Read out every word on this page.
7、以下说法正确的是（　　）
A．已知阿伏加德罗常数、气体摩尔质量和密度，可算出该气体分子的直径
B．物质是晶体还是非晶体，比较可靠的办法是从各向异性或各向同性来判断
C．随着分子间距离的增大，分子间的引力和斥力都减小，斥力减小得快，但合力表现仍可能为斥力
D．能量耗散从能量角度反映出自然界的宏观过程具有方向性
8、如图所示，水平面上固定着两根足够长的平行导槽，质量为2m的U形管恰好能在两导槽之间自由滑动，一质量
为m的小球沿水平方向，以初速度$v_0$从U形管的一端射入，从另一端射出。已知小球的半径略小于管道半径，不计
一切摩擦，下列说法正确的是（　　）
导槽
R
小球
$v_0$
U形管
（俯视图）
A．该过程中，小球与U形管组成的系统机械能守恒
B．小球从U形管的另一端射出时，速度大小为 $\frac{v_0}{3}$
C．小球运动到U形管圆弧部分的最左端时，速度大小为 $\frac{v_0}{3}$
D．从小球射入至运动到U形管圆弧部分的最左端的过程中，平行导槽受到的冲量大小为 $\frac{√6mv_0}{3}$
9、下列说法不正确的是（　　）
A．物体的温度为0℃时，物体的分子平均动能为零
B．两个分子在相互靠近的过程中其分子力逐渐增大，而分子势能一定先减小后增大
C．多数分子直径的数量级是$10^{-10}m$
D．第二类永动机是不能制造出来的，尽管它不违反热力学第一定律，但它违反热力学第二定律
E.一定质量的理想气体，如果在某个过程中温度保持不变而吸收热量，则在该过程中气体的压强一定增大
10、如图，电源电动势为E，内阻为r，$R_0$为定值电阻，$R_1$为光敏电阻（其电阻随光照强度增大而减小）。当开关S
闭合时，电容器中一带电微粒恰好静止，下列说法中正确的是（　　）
● ● ● ● ●
Would you give the material above again, complete and exact?

Read out every word on this page.
7、以下说法正确的是（　　）
A．已知阿伏加德罗常数、气体摩尔质量和密度，可算出该气体分子的直径
B．物质是晶体还是非晶体，比较可靠的办法是从各向异性或各向同性来判断
C．随着分子间距离的增大，分子间的引力和斥力都减小，斥力减小得快，但合力表现仍可能为斥力
D．能量耗散从能量角度反映出自然界的宏观过程具有方向性
8、如图所示，水平面上固定着两根足够长的平行导槽，质量为2m的U形管恰好能在两导槽之间自由滑动，一质量
为m的小球沿水平方向，以初速度$v_0$从U形管的一端射入，从另一端射出。已知小球的半径略小于管道半径，不计
一切摩擦，下列说法正确的是（　　）
导槽
R
小球
$v_0$
U形管
（俯视图）
A．该过程中，小球与U形管组成的系统机械能守恒
B．小球从U形管的另一端射出时，速度大小为 $\frac{v_0}{3}$
C．小球运动到U形管圆弧部分的最左端时，速度大小为 $\frac{v_0}{3}$
D．从小球射入至运动到U形管圆弧部分的最左端的过程中，平行导槽受到的冲量大小为 $\frac{√6mv_0}{3}$
9、下列说法不正确的是（　　）
A．物体的温度为0℃时，物体的分子平均动能为零
B．两个分子在相互靠近的过程中其分子力逐渐增大，而分子势能一定先减小后增大
C．多数分子直径的数量级是$10^{-10}m$
D．第二类永动机是不能制造出来的，尽管它不违反热力学第一定律，但它违反热力学第二定律
E.一定质量的理想气体，如果在某个过程中温度保持不变而吸收热量，则在该过程中气体的压强一定增大
10、如图，电源电动势为E，内阻为r，$R_0$为定值电阻，$R_1$为光敏电阻（其电阻随光照强度增大而减小）。当开关S
闭合时，电容器中一带电微粒恰好静止，下列说法中正确的是（　　）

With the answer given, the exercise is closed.